**Supplied information:**
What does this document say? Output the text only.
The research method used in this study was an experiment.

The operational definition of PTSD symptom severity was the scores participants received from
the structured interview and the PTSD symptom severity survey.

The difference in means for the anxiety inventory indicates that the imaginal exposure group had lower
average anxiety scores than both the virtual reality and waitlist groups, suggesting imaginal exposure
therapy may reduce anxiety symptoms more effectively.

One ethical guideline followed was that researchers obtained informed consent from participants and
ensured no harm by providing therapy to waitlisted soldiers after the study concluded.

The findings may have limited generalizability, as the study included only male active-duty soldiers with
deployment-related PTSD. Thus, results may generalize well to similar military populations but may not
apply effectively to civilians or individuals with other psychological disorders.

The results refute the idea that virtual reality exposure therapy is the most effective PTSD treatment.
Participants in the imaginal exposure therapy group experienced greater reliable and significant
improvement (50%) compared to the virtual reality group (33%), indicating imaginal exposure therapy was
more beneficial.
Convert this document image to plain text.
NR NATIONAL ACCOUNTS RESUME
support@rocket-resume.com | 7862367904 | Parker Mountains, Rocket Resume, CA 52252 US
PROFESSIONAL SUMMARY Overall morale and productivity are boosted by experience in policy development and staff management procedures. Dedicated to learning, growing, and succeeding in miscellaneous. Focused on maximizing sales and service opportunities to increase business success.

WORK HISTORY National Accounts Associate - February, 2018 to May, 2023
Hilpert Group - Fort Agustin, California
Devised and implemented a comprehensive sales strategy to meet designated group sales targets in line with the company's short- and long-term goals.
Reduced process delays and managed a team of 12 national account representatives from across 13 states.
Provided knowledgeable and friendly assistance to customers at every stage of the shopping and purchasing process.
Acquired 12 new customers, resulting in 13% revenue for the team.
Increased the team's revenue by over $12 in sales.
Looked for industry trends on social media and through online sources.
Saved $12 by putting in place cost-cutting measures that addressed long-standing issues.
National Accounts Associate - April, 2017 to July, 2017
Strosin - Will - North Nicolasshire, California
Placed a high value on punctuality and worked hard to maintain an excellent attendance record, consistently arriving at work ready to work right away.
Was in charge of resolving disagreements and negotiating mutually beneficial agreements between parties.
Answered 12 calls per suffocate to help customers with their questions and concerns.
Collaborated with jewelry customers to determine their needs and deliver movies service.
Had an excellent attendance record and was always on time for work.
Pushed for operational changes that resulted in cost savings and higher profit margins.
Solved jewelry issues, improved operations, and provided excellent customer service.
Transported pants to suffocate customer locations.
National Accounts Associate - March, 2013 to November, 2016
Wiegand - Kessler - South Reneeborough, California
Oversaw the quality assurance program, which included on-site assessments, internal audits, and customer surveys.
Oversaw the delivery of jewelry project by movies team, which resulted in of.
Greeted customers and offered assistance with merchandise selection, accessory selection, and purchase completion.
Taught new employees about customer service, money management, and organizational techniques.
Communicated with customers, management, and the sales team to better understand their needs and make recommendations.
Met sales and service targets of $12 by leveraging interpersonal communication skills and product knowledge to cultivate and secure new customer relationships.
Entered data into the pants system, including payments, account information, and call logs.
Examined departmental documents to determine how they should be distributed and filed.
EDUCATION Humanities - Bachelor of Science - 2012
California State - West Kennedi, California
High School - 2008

**What you should do:**
Restate the whole listing exactly.

**Solution:**
What does this document say? Output the text only.
The research method used in this study was an experiment.

The operational definition of PTSD symptom severity was the scores participants received from
the structured interview and the PTSD symptom severity survey.

The difference in means for the anxiety inventory indicates that the imaginal exposure group had lower
average anxiety scores than both the virtual reality and waitlist groups, suggesting imaginal exposure
therapy may reduce anxiety symptoms more effectively.

One ethical guideline followed was that researchers obtained informed consent from participants and
ensured no harm by providing therapy to waitlisted soldiers after the study concluded.

The findings may have limited generalizability, as the study included only male active-duty soldiers with
deployment-related PTSD. Thus, results may generalize well to similar military populations but may not
apply effectively to civilians or individuals with other psychological disorders.

The results refute the idea that virtual reality exposure therapy is the most effective PTSD treatment.
Participants in the imaginal exposure therapy group experienced greater reliable and significant
improvement (50%) compared to the virtual reality group (33%), indicating imaginal exposure therapy was
more beneficial.
Convert this document image to plain text.
NR NATIONAL ACCOUNTS RESUME
support@rocket-resume.com | 7862367904 | Parker Mountains, Rocket Resume, CA 52252 US
PROFESSIONAL SUMMARY Overall morale and productivity are boosted by experience in policy development and staff management procedures. Dedicated to learning, growing, and succeeding in miscellaneous. Focused on maximizing sales and service opportunities to increase business success.

WORK HISTORY National Accounts Associate - February, 2018 to May, 2023
Hilpert Group - Fort Agustin, California
Devised and implemented a comprehensive sales strategy to meet designated group sales targets in line with the company's short- and long-term goals.
Reduced process delays and managed a team of 12 national account representatives from across 13 states.
Provided knowledgeable and friendly assistance to customers at every stage of the shopping and purchasing process.
Acquired 12 new customers, resulting in 13% revenue for the team.
Increased the team's revenue by over $12 in sales.
Looked for industry trends on social media and through online sources.
Saved $12 by putting in place cost-cutting measures that addressed long-standing issues.
National Accounts Associate - April, 2017 to July, 2017
Strosin - Will - North Nicolasshire, California
Placed a high value on punctuality and worked hard to maintain an excellent attendance record, consistently arriving at work ready to work right away.
Was in charge of resolving disagreements and negotiating mutually beneficial agreements between parties.
Answered 12 calls per suffocate to help customers with their questions and concerns.
Collaborated with jewelry customers to determine their needs and deliver movies service.
Had an excellent attendance record and was always on time for work.
Pushed for operational changes that resulted in cost savings and higher profit margins.
Solved jewelry issues, improved operations, and provided excellent customer service.
Transported pants to suffocate customer locations.
National Accounts Associate - March, 2013 to November, 2016
Wiegand - Kessler - South Reneeborough, California
Oversaw the quality assurance program, which included on-site assessments, internal audits, and customer surveys.
Oversaw the delivery of jewelry project by movies team, which resulted in of.
Greeted customers and offered assistance with merchandise selection, accessory selection, and purchase completion.
Taught new employees about customer service, money management, and organizational techniques.
Communicated with customers, management, and the sales team to better understand their needs and make recommendations.
Met sales and service targets of $12 by leveraging interpersonal communication skills and product knowledge to cultivate and secure new customer relationships.
Entered data into the pants system, including payments, account information, and call logs.
Examined departmental documents to determine how they should be distributed and filed.
EDUCATION Humanities - Bachelor of Science - 2012
California State - West Kennedi, California
High School - 2008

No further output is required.